* Start Records for this exercise *

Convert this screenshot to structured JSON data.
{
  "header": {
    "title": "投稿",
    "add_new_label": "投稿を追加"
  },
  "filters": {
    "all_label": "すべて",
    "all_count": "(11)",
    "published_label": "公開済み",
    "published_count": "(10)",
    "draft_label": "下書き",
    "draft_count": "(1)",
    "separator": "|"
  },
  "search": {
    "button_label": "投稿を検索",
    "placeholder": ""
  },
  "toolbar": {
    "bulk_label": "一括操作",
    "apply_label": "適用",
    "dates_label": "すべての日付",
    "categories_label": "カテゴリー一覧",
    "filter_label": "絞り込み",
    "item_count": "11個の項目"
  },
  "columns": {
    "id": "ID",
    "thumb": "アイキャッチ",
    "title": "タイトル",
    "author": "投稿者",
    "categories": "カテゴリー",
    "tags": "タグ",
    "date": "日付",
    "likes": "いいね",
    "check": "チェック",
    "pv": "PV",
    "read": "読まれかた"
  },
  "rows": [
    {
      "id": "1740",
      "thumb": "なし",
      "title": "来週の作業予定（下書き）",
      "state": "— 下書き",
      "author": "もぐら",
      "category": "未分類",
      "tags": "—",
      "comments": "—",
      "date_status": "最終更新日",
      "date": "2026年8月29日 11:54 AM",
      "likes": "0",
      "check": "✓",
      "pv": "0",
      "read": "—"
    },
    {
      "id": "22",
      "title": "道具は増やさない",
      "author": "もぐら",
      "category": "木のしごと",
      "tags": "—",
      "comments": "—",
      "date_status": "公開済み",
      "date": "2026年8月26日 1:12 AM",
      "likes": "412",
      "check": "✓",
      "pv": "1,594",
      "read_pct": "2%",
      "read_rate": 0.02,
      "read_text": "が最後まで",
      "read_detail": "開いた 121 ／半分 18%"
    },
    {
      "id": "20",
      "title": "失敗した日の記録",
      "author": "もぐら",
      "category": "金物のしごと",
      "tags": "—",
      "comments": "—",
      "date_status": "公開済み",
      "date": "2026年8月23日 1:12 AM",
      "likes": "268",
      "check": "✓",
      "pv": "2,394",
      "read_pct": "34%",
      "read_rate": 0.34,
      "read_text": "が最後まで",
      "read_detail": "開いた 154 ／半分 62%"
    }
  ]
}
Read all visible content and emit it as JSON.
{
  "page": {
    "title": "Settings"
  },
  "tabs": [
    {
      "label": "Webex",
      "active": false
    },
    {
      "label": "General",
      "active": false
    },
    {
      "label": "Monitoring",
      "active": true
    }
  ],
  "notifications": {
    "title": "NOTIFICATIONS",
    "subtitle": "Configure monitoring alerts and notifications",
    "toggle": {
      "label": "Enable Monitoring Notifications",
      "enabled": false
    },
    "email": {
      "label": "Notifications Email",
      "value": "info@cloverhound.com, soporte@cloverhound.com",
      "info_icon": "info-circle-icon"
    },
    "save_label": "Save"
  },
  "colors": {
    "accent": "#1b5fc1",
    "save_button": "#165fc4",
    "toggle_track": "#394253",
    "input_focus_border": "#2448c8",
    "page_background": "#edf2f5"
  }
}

* End Records for this exercise *

### Stated task
Print out all the entries precisely as written.

### Correct response
Convert this screenshot to structured JSON data.
{
  "header": {
    "title": "投稿",
    "add_new_label": "投稿を追加"
  },
  "filters": {
    "all_label": "すべて",
    "all_count": "(11)",
    "published_label": "公開済み",
    "published_count": "(10)",
    "draft_label": "下書き",
    "draft_count": "(1)",
    "separator": "|"
  },
  "search": {
    "button_label": "投稿を検索",
    "placeholder": ""
  },
  "toolbar": {
    "bulk_label": "一括操作",
    "apply_label": "適用",
    "dates_label": "すべての日付",
    "categories_label": "カテゴリー一覧",
    "filter_label": "絞り込み",
    "item_count": "11個の項目"
  },
  "columns": {
    "id": "ID",
    "thumb": "アイキャッチ",
    "title": "タイトル",
    "author": "投稿者",
    "categories": "カテゴリー",
    "tags": "タグ",
    "date": "日付",
    "likes": "いいね",
    "check": "チェック",
    "pv": "PV",
    "read": "読まれかた"
  },
  "rows": [
    {
      "id": "1740",
      "thumb": "なし",
      "title": "来週の作業予定（下書き）",
      "state": "— 下書き",
      "author": "もぐら",
      "category": "未分類",
      "tags": "—",
      "comments": "—",
      "date_status": "最終更新日",
      "date": "2026年8月29日 11:54 AM",
      "likes": "0",
      "check": "✓",
      "pv": "0",
      "read": "—"
    },
    {
      "id": "22",
      "title": "道具は増やさない",
      "author": "もぐら",
      "category": "木のしごと",
      "tags": "—",
      "comments": "—",
      "date_status": "公開済み",
      "date": "2026年8月26日 1:12 AM",
      "likes": "412",
      "check": "✓",
      "pv": "1,594",
      "read_pct": "2%",
      "read_rate": 0.02,
      "read_text": "が最後まで",
      "read_detail": "開いた 121 ／半分 18%"
    },
    {
      "id": "20",
      "title": "失敗した日の記録",
      "author": "もぐら",
      "category": "金物のしごと",
      "tags": "—",
      "comments": "—",
      "date_status": "公開済み",
      "date": "2026年8月23日 1:12 AM",
      "likes": "268",
      "check": "✓",
      "pv": "2,394",
      "read_pct": "34%",
      "read_rate": 0.34,
      "read_text": "が最後まで",
      "read_detail": "開いた 154 ／半分 62%"
    }
  ]
}
Read all visible content and emit it as JSON.
{
  "page": {
    "title": "Settings"
  },
  "tabs": [
    {
      "label": "Webex",
      "active": false
    },
    {
      "label": "General",
      "active": false
    },
    {
      "label": "Monitoring",
      "active": true
    }
  ],
  "notifications": {
    "title": "NOTIFICATIONS",
    "subtitle": "Configure monitoring alerts and notifications",
    "toggle": {
      "label": "Enable Monitoring Notifications",
      "enabled": false
    },
    "email": {
      "label": "Notifications Email",
      "value": "info@cloverhound.com, soporte@cloverhound.com",
      "info_icon": "info-circle-icon"
    },
    "save_label": "Save"
  },
  "colors": {
    "accent": "#1b5fc1",
    "save_button": "#165fc4",
    "toggle_track": "#394253",
    "input_focus_border": "#2448c8",
    "page_background": "#edf2f5"
  }
}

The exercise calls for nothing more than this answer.